***** AUSGEWÄHLTER TEXTABSCHNITT

Uns ist es nicht egal, wenn unser Kind etwas tut, das ihm besondere Freude macht, das ihm besonders gut gelungen ist, das neu für das Kind ist oder das sogar besonders schwierig war. Ich selber lobe auch, aber nur in etwa folgenden Ausnahmefällen: Wenn das Kind etwas gemacht hat, was ich nicht selbstverständlich von ihm erwarten konnte, etwa eine Hilfeleistung für mich (da steht aber dann der Dank im Vordergrund und die Beschreibung, warum das für mich jetzt ganz toll ist, diese Hilfe bekommen zu haben) oder eine Handlung, die dem Kind gerade besonders schwer fällt (etwa eine Spritze bekommen und es sich einigermaßen gefallen lassen, kurz mal alleine in der Wohnung warten, weil ich von einem Lieferanten ins EG gerufen wurde, oder trotz Müdigkeit in den 5. Stock rauflaufen).

**********
***** AUSZÜGE DER EINTRÄGE

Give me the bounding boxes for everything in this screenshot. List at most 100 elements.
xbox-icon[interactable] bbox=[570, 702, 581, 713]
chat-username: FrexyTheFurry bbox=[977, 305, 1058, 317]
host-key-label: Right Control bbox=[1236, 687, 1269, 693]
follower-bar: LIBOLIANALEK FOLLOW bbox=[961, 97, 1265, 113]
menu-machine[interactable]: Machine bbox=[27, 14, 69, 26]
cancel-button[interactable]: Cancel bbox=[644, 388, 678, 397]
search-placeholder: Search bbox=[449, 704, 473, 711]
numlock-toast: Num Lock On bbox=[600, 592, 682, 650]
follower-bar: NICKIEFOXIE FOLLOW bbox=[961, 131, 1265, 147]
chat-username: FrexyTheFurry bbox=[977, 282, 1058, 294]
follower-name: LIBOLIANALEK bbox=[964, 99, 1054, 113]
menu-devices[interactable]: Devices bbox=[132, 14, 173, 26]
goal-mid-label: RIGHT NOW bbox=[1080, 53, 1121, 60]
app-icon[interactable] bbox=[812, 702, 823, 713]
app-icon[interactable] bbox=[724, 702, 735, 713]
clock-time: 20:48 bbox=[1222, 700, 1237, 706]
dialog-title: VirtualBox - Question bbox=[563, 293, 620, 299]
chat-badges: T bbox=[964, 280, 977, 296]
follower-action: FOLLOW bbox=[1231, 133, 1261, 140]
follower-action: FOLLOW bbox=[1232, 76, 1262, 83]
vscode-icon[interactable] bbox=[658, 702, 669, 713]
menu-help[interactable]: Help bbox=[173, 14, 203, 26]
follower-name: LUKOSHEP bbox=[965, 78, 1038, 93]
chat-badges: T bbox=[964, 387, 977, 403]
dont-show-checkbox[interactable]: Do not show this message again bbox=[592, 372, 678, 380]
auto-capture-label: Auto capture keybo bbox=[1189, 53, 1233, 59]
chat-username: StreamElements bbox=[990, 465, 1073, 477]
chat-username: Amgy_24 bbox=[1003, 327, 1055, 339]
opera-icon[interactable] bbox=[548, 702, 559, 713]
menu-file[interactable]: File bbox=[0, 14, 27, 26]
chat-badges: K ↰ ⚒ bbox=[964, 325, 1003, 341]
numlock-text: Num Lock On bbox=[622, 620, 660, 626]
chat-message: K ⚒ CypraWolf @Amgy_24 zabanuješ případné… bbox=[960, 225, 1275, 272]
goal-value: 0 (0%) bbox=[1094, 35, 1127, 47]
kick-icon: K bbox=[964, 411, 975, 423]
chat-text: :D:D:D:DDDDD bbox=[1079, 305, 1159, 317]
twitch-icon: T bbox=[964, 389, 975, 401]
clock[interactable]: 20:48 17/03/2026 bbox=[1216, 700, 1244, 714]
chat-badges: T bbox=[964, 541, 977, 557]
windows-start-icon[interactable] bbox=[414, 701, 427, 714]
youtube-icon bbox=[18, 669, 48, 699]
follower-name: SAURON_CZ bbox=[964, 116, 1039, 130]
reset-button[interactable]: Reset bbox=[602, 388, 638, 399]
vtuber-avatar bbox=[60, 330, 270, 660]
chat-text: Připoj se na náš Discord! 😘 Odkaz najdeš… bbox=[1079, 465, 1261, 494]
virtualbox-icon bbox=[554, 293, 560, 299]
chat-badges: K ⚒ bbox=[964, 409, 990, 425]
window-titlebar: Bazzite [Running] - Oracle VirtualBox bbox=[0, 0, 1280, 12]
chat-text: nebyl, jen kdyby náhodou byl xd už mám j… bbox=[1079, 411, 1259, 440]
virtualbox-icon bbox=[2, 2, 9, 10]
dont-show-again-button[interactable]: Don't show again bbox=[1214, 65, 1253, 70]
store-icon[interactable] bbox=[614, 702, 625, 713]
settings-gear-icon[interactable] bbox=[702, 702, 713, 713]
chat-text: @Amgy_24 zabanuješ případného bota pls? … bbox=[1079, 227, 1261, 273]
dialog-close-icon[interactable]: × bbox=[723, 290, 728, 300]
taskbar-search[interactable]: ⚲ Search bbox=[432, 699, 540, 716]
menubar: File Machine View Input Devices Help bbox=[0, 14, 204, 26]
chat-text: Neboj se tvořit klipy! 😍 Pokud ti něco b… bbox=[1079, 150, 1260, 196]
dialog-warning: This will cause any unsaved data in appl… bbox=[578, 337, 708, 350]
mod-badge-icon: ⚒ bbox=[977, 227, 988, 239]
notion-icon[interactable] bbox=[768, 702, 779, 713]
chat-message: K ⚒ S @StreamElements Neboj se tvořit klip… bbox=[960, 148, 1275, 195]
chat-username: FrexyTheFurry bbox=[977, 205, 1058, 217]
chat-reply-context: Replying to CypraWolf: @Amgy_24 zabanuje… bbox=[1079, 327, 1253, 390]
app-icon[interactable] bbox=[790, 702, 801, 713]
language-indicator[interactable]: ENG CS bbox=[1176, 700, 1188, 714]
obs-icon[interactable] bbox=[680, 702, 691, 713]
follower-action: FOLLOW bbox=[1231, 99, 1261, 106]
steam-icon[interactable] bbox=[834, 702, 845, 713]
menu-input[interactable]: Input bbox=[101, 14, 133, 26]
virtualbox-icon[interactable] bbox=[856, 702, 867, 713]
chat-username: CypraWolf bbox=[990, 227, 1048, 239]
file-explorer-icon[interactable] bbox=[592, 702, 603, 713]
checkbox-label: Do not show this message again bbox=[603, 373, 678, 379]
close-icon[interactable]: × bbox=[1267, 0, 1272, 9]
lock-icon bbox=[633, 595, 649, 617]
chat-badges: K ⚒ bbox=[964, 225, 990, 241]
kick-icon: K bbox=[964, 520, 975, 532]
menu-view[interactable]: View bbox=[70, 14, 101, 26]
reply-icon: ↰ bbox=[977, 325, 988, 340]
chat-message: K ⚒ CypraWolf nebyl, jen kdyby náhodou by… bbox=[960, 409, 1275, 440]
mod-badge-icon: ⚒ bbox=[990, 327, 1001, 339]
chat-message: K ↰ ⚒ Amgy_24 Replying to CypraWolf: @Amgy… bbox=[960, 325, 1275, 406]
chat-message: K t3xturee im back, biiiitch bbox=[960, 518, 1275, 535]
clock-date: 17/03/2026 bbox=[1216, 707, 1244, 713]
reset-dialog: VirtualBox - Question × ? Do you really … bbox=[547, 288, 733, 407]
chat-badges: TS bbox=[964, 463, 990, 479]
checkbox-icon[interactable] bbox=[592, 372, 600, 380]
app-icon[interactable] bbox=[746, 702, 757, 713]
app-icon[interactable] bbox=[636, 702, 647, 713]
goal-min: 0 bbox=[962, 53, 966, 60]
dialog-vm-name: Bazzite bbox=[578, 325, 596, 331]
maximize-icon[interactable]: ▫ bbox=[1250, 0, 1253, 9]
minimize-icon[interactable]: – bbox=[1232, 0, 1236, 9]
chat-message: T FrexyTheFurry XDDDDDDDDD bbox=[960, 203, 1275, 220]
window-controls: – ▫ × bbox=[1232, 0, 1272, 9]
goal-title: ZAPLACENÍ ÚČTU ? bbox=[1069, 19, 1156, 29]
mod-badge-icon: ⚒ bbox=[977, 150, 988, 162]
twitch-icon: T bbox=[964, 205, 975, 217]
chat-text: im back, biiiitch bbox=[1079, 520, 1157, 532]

**********

**AUFGABENSTELLUNG**
Prüfe, ob die Aussagen (a), (b) und (c) mit dem Text über das Loben übereinstimmen. Antworte jeweils mit Ja oder Nein und zitiere die entscheidenden Worte des Textes wörtlich.
(a) Die schreibende Person lobt ihr Kind nur in Ausnahmefällen.
(b) Bei einer Hilfeleistung des Kindes steht das Lob im Vordergrund.
(c) Als Beispiel für eine schwierige Handlung nennt der Text, trotz Müdigkeit in den 5. Stock hinaufzulaufen.

**LÖSUNG**
(a) Ja – „Ich selber lobe auch, aber nur in etwa folgenden Ausnahmefällen“
(b) Nein – „da steht aber dann der Dank im Vordergrund“
(c) Ja – „oder trotz Müdigkeit in den 5. Stock rauflaufen“